TAREA BREVE 1 → ¿Qué festival impulsó la iniciativa de la que nace el film, según el texto sobre El escarabajo de oro?

El escarabajo de oro nace de una iniciativa del festival danés CPH:DOX de juntar a dos directores para co-dirigir un film en algo a mitad de camino entre la experimentación artística y la caridad al tercer mundo.
La única regla, tan políticamente correcta como esotérica, era que uno de los directores debía ser europeo y el otro un habitante de la periferia, o del tercer mundo, o -en sus palabras- un ‘non-European’.
La europea resultó ser la escandinava Fia-Stina Sandlund, una sueca ultra-feminista que viene del arte conceptual y el activismo y que supo liderar hace una década un afamado grupo de acciones autoproclamado ‘Unfucked-pussy’.
El otro pobre diablo resulté ser yo.
“So they concluded you had to be together” –me decía, entre risas y con exagerado acento, un director rumano, quien también probaba suerte con un director tailandés en el mismo programa de producción.
Así el film se convirtió desde un primer momento en un documental sobre su propia gestación, pensándose a sí mismo como una extravagante co-producción entre Escandinavia y Argentina, donde los mismos mecanismos de financiación y exigencias de un mercado de cine-arte que no le deja demasiado dinero a casi nadie forman parte del horizonte de la Historia y de la película.
Pero digamos que mientras duró el rodaje, ese pintoresco viaje desde Buenos Aires hasta Misiones, arrastrando imprudentemente una casa rodante durante 1.000 kilómetros, acompañados por primera vez de una generación de hijos alrededor nuestro, filmando en pequeños ríos, en playas invernales sobre el río Uruguay, en granjas de la comunidad sueca en Misiones, en ruinas de misiones jesuíticas del siglo XVII, en todos los lugares que la Ruta 14 pudiera sugerir, guiados apenas por la convicción, apenas por el entusiasmo cándido e inocente; éramos tan sólo un grupo de amigos divirtiéndose, haciendo un chiste detrás del otro con una pasión irremediable por el ridículo.

[Registros]
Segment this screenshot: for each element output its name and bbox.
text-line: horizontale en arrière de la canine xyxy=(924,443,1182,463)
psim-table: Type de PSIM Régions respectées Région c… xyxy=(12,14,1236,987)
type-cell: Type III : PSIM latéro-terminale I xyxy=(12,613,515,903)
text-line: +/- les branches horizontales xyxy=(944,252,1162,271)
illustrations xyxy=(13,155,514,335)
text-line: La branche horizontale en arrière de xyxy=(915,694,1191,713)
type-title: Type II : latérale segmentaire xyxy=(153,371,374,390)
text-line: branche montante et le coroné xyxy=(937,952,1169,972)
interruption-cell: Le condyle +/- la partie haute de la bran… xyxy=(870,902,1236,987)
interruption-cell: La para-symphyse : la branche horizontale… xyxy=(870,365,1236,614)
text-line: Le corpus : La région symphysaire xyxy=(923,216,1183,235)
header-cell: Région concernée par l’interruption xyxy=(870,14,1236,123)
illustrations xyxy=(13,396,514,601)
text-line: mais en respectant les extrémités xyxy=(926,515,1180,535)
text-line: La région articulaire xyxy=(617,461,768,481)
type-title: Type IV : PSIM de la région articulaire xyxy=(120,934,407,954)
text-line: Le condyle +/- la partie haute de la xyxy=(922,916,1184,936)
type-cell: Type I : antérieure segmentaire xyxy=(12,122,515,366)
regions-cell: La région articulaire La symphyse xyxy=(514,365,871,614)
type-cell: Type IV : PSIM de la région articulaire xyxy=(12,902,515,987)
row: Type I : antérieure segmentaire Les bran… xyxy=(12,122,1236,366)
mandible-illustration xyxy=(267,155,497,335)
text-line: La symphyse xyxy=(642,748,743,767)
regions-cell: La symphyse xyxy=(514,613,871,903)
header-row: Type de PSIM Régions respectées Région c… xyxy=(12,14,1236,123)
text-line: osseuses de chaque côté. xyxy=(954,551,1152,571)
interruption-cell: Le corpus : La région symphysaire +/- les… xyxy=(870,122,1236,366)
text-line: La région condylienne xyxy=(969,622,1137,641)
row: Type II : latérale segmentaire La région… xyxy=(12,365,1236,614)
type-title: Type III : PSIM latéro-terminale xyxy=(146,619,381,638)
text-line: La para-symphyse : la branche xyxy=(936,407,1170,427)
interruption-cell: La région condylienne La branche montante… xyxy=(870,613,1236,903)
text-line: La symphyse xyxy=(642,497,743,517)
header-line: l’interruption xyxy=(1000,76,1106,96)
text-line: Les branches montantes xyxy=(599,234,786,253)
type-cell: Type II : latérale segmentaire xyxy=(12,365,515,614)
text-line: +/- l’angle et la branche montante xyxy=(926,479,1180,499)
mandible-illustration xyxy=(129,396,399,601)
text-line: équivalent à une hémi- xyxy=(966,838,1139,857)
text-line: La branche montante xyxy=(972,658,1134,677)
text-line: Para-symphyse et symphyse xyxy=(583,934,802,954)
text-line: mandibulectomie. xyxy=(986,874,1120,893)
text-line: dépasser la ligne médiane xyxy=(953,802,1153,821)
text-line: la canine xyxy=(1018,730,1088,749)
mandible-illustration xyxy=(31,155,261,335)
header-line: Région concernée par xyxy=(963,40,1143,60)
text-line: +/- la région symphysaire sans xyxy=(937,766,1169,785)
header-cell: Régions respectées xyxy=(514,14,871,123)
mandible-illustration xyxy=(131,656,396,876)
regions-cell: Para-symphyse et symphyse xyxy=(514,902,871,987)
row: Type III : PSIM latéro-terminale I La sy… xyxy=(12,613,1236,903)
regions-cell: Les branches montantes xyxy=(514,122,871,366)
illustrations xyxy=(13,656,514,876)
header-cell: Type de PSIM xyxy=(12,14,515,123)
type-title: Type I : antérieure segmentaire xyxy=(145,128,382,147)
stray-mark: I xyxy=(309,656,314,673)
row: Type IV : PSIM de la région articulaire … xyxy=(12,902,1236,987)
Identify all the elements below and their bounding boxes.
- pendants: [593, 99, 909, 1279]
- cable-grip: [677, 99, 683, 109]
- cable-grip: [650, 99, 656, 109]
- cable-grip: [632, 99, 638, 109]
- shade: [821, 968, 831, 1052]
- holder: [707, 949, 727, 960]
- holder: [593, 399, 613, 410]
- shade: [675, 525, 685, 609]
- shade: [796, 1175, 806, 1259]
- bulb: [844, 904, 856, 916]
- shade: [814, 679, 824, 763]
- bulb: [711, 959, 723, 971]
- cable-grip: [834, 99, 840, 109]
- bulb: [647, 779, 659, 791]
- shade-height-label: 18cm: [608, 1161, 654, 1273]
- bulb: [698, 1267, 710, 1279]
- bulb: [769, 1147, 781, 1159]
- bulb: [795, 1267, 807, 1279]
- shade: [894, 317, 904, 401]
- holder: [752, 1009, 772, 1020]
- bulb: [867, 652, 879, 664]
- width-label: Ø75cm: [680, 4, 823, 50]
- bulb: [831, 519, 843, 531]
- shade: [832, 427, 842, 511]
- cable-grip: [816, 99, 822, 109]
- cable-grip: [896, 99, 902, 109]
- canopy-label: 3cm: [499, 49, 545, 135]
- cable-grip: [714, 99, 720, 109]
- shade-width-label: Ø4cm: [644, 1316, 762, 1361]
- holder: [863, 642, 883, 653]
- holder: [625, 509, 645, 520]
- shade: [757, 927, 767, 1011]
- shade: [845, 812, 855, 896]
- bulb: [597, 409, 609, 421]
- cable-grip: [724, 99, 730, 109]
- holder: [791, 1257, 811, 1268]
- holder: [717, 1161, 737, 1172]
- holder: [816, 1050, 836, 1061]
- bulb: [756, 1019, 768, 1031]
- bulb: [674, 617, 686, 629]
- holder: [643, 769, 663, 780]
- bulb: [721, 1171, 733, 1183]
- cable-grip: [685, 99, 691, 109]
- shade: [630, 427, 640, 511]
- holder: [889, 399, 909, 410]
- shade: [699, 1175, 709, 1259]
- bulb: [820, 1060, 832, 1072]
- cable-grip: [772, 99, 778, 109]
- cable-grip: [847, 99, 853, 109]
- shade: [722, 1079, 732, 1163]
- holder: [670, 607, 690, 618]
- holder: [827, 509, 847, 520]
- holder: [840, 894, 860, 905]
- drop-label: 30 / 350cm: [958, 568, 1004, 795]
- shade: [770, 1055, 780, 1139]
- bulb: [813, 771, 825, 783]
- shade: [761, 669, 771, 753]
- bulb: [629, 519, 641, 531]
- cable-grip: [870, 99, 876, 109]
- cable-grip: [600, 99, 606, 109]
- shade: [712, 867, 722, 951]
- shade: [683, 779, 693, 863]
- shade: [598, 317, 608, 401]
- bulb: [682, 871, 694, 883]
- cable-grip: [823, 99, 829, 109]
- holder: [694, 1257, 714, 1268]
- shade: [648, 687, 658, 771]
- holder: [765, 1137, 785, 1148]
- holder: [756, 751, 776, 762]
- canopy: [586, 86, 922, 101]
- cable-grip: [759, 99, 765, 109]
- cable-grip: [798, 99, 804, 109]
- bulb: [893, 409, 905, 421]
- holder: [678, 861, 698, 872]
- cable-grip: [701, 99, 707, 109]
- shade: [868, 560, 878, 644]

TAREA BREVE 2 → Cambia "screenshot" por "capture" en el tramo de los registros que va desde su inicio hasta la línea que contiene "psim-table: Type de", ambos extremos incluidos, y escribe solo ese tramo sin alterar nada más.

RESPUESTA ESCRITA 1 → El festival danés CPH:DOX.

RESPUESTA ESCRITA 2 →
Segment this capture: for each element output its name and bbox.
text-line: horizontale en arrière de la canine xyxy=(924,443,1182,463)
psim-table: Type de PSIM Régions respectées Région c… xyxy=(12,14,1236,987)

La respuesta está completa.